_Required work_.
Please transcribe the listing below in full and word for word, without its pictures.

== == ==

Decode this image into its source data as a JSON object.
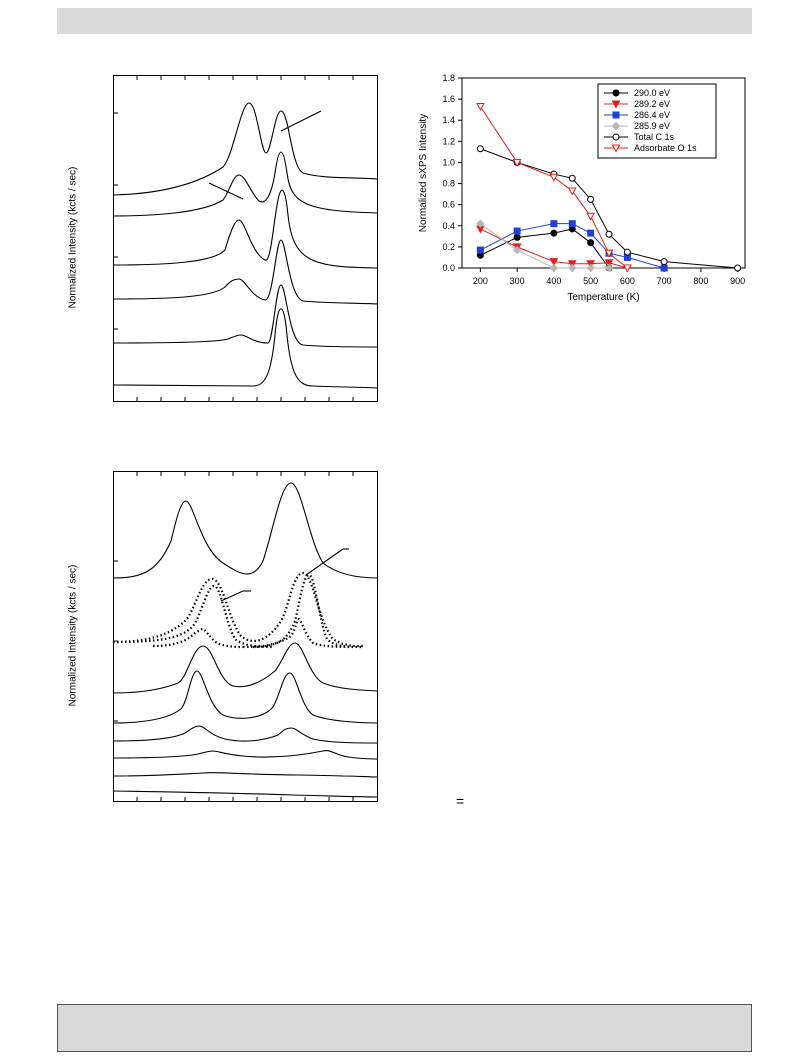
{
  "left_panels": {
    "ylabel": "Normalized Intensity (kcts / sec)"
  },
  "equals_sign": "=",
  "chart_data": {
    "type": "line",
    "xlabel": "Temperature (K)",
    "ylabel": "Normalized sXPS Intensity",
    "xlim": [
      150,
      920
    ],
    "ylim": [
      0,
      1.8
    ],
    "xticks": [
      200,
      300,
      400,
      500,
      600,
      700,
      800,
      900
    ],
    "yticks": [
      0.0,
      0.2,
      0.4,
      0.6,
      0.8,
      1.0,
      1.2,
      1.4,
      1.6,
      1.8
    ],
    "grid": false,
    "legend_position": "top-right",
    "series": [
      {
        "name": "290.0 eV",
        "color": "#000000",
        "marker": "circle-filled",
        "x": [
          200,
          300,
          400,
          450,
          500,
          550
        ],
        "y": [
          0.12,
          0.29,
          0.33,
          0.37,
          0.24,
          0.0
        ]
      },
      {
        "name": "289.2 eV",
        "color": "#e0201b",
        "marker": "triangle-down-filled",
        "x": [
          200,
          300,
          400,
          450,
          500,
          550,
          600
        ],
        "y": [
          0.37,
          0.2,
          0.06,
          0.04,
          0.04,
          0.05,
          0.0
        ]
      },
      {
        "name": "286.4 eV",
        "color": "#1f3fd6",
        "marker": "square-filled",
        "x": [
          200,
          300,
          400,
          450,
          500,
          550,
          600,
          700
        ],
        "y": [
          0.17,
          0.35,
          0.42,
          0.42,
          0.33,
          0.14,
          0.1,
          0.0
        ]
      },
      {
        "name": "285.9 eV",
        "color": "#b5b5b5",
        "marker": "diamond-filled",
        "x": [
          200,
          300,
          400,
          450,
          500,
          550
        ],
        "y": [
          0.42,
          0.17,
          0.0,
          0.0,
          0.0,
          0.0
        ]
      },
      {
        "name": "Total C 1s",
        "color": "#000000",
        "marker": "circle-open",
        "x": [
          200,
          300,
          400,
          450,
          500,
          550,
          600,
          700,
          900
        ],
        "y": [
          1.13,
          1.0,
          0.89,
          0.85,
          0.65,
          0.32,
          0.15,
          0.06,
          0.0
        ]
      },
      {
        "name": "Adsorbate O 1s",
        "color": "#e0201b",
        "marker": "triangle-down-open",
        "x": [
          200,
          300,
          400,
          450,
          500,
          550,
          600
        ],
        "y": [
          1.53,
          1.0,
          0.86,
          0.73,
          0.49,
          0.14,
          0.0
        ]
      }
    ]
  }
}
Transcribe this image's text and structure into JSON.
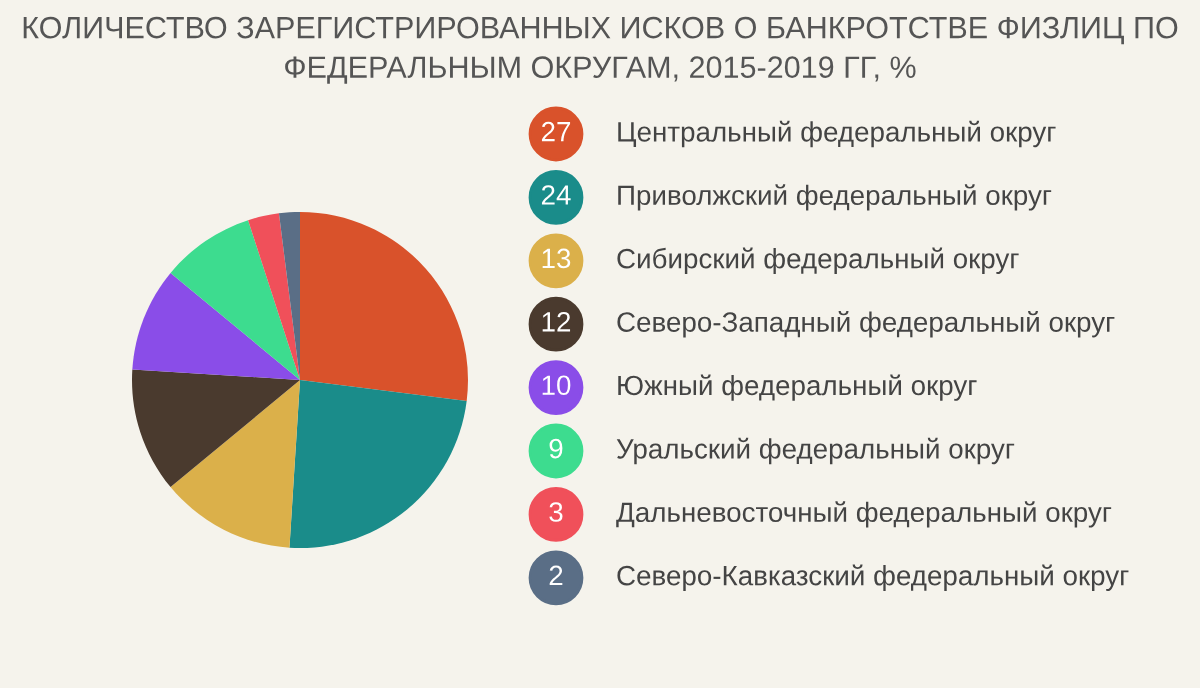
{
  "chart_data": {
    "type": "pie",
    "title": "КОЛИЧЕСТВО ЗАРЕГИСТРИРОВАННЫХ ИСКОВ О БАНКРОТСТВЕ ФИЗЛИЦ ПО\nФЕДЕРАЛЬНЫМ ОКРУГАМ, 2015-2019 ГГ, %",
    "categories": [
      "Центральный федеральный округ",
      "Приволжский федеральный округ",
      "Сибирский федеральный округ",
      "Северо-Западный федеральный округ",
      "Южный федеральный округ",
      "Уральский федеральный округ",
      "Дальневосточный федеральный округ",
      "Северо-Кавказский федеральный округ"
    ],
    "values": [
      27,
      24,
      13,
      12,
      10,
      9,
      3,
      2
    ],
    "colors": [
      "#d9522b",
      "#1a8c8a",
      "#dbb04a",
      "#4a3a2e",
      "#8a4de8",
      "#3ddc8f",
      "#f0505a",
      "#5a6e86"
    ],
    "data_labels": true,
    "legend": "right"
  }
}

== == ==

_Task output_.
Decode this image into its source data as a JSON object.
{
  "left_panels": {
    "ylabel": "Normalized Intensity (kcts / sec)"
  },
  "equals_sign": "=",
  "chart_data": {
    "type": "line",
    "xlabel": "Temperature (K)",
    "ylabel": "Normalized sXPS Intensity",
    "xlim": [
      150,
      920
    ],
    "ylim": [
      0,
      1.8
    ],
    "xticks": [
      200,
      300,
      400,
      500,
      600,
      700,
      800,
      900
    ],
    "yticks": [
      0.0,
      0.2,
      0.4,
      0.6,
      0.8,
      1.0,
      1.2,
      1.4,
      1.6,
      1.8
    ],
    "grid": false,
    "legend_position": "top-right",
    "series": [
      {
        "name": "290.0 eV",
        "color": "#000000",
        "marker": "circle-filled",
        "x": [
          200,
          300,
          400,
          450,
          500,
          550
        ],
        "y": [
          0.12,
          0.29,
          0.33,
          0.37,
          0.24,
          0.0
        ]
      },
      {
        "name": "289.2 eV",
        "color": "#e0201b",
        "marker": "triangle-down-filled",
        "x": [
          200,
          300,
          400,
          450,
          500,
          550,
          600
        ],
        "y": [
          0.37,
          0.2,
          0.06,
          0.04,
          0.04,
          0.05,
          0.0
        ]
      },
      {
        "name": "286.4 eV",
        "color": "#1f3fd6",
        "marker": "square-filled",
        "x": [
          200,
          300,
          400,
          450,
          500,
          550,
          600,
          700
        ],
        "y": [
          0.17,
          0.35,
          0.42,
          0.42,
          0.33,
          0.14,
          0.1,
          0.0
        ]
      },
      {
        "name": "285.9 eV",
        "color": "#b5b5b5",
        "marker": "diamond-filled",
        "x": [
          200,
          300,
          400,
          450,
          500,
          550
        ],
        "y": [
          0.42,
          0.17,
          0.0,
          0.0,
          0.0,
          0.0
        ]
      },
      {
        "name": "Total C 1s",
        "color": "#000000",
        "marker": "circle-open",
        "x": [
          200,
          300,
          400,
          450,
          500,
          550,
          600,
          700,
          900
        ],
        "y": [
          1.13,
          1.0,
          0.89,
          0.85,
          0.65,
          0.32,
          0.15,
          0.06,
          0.0
        ]
      },
      {
        "name": "Adsorbate O 1s",
        "color": "#e0201b",
        "marker": "triangle-down-open",
        "x": [
          200,
          300,
          400,
          450,
          500,
          550,
          600
        ],
        "y": [
          1.53,
          1.0,
          0.86,
          0.73,
          0.49,
          0.14,
          0.0
        ]
      }
    ]
  }
}
Transcribe this image's text and structure into JSON.
{
  "chart_data": {
    "type": "pie",
    "title": "КОЛИЧЕСТВО ЗАРЕГИСТРИРОВАННЫХ ИСКОВ О БАНКРОТСТВЕ ФИЗЛИЦ ПО\nФЕДЕРАЛЬНЫМ ОКРУГАМ, 2015-2019 ГГ, %",
    "categories": [
      "Центральный федеральный округ",
      "Приволжский федеральный округ",
      "Сибирский федеральный округ",
      "Северо-Западный федеральный округ",
      "Южный федеральный округ",
      "Уральский федеральный округ",
      "Дальневосточный федеральный округ",
      "Северо-Кавказский федеральный округ"
    ],
    "values": [
      27,
      24,
      13,
      12,
      10,
      9,
      3,
      2
    ],
    "colors": [
      "#d9522b",
      "#1a8c8a",
      "#dbb04a",
      "#4a3a2e",
      "#8a4de8",
      "#3ddc8f",
      "#f0505a",
      "#5a6e86"
    ],
    "data_labels": true,
    "legend": "right"
  }
}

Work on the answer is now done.